Pictures do not belong in the copy; quote every entry below exactly.

· · ·

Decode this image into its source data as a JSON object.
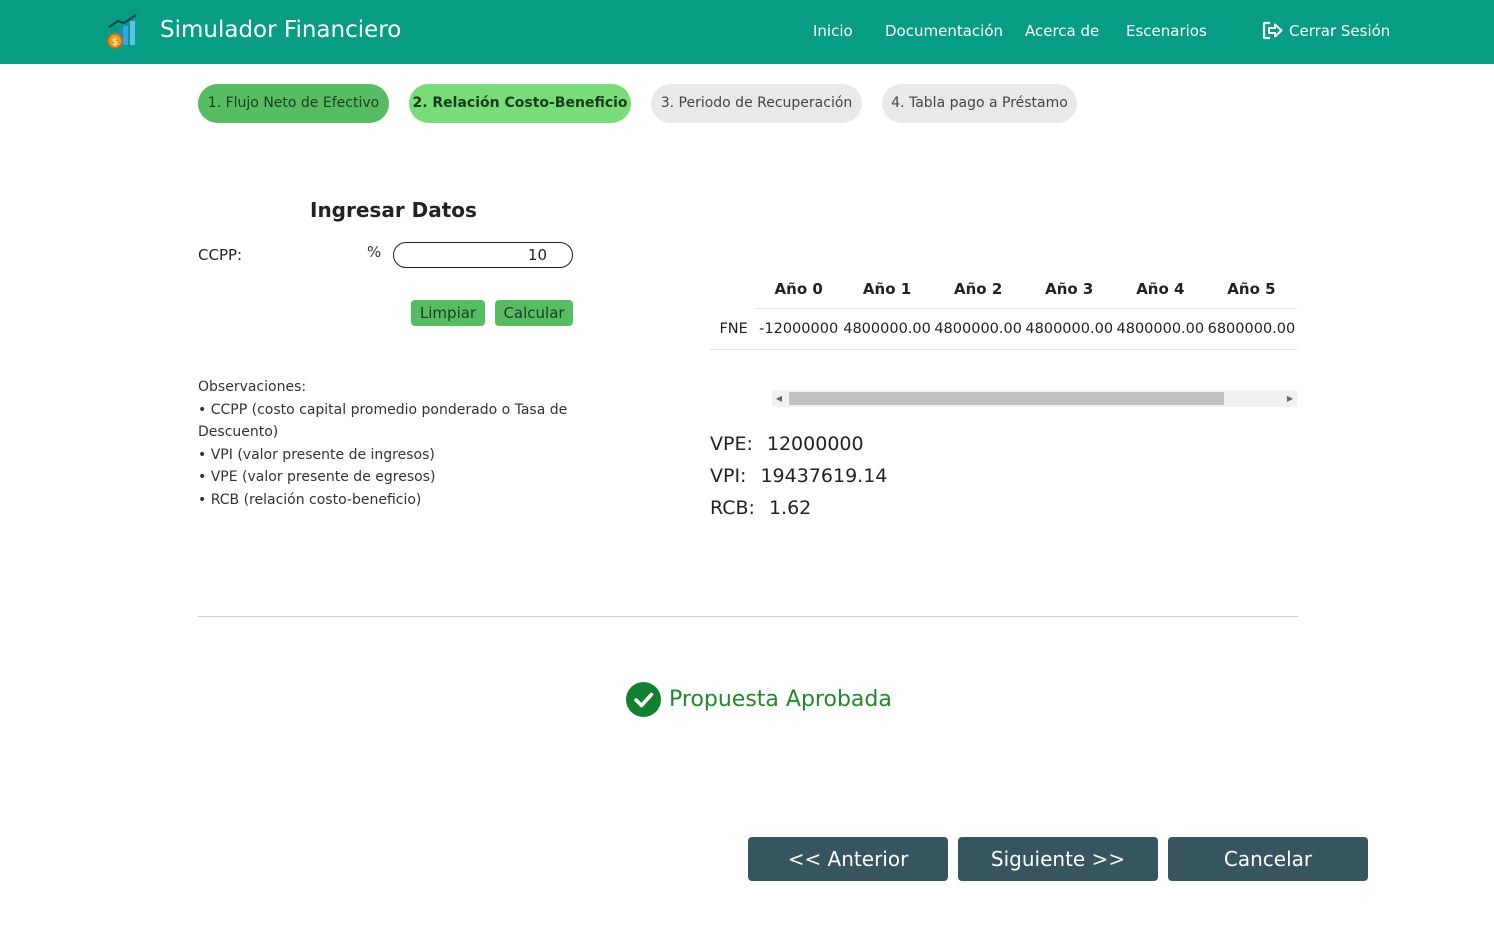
{
  "header": {
    "brand_title": "Simulador Financiero",
    "logo_icon": "financial-chart-coin-icon",
    "nav": [
      {
        "label": "Inicio"
      },
      {
        "label": "Documentación"
      },
      {
        "label": "Acerca de"
      },
      {
        "label": "Escenarios"
      }
    ],
    "logout_label": "Cerrar Sesión",
    "logout_icon": "sign-out-icon",
    "bg_color": "#079d85"
  },
  "steps": [
    {
      "label": "1. Flujo Neto de Efectivo",
      "state": "done"
    },
    {
      "label": "2. Relación Costo-Beneficio",
      "state": "active"
    },
    {
      "label": "3. Periodo de Recuperación",
      "state": "todo"
    },
    {
      "label": "4. Tabla pago a Préstamo",
      "state": "todo"
    }
  ],
  "form": {
    "title": "Ingresar Datos",
    "ccpp_label": "CCPP:",
    "unit": "%",
    "ccpp_value": "10",
    "clear_label": "Limpiar",
    "calc_label": "Calcular"
  },
  "observations": {
    "title": "Observaciones:",
    "items": [
      "CCPP (costo capital promedio ponderado o Tasa de Descuento)",
      "VPI (valor presente de ingresos)",
      "VPE (valor presente de egresos)",
      "RCB (relación costo-beneficio)"
    ]
  },
  "table": {
    "headers": [
      "Año 0",
      "Año 1",
      "Año 2",
      "Año 3",
      "Año 4",
      "Año 5"
    ],
    "row_label": "FNE",
    "values": [
      "-12000000",
      "4800000.00",
      "4800000.00",
      "4800000.00",
      "4800000.00",
      "6800000.00"
    ]
  },
  "results": {
    "vpe_label": "VPE:",
    "vpe_value": "12000000",
    "vpi_label": "VPI:",
    "vpi_value": "19437619.14",
    "rcb_label": "RCB:",
    "rcb_value": "1.62"
  },
  "status": {
    "icon": "check-circle-icon",
    "text": "Propuesta Aprobada",
    "color": "#21892c"
  },
  "footer": {
    "prev_label": "<< Anterior",
    "next_label": "Siguiente >>",
    "cancel_label": "Cancelar"
  }
}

· · ·

### SOLUTION FOR THIS PROBLEM:
Decode this image into its source data as a JSON object.
{
  "header": {
    "brand_title": "Simulador Financiero",
    "logo_icon": "financial-chart-coin-icon",
    "nav": [
      {
        "label": "Inicio"
      },
      {
        "label": "Documentación"
      },
      {
        "label": "Acerca de"
      },
      {
        "label": "Escenarios"
      }
    ],
    "logout_label": "Cerrar Sesión",
    "logout_icon": "sign-out-icon",
    "bg_color": "#079d85"
  },
  "steps": [
    {
      "label": "1. Flujo Neto de Efectivo",
      "state": "done"
    },
    {
      "label": "2. Relación Costo-Beneficio",
      "state": "active"
    },
    {
      "label": "3. Periodo de Recuperación",
      "state": "todo"
    },
    {
      "label": "4. Tabla pago a Préstamo",
      "state": "todo"
    }
  ],
  "form": {
    "title": "Ingresar Datos",
    "ccpp_label": "CCPP:",
    "unit": "%",
    "ccpp_value": "10",
    "clear_label": "Limpiar",
    "calc_label": "Calcular"
  },
  "observations": {
    "title": "Observaciones:",
    "items": [
      "CCPP (costo capital promedio ponderado o Tasa de Descuento)",
      "VPI (valor presente de ingresos)",
      "VPE (valor presente de egresos)",
      "RCB (relación costo-beneficio)"
    ]
  },
  "table": {
    "headers": [
      "Año 0",
      "Año 1",
      "Año 2",
      "Año 3",
      "Año 4",
      "Año 5"
    ],
    "row_label": "FNE",
    "values": [
      "-12000000",
      "4800000.00",
      "4800000.00",
      "4800000.00",
      "4800000.00",
      "6800000.00"
    ]
  },
  "results": {
    "vpe_label": "VPE:",
    "vpe_value": "12000000",
    "vpi_label": "VPI:",
    "vpi_value": "19437619.14",
    "rcb_label": "RCB:",
    "rcb_value": "1.62"
  },
  "status": {
    "icon": "check-circle-icon",
    "text": "Propuesta Aprobada",
    "color": "#21892c"
  },
  "footer": {
    "prev_label": "<< Anterior",
    "next_label": "Siguiente >>",
    "cancel_label": "Cancelar"
  }
}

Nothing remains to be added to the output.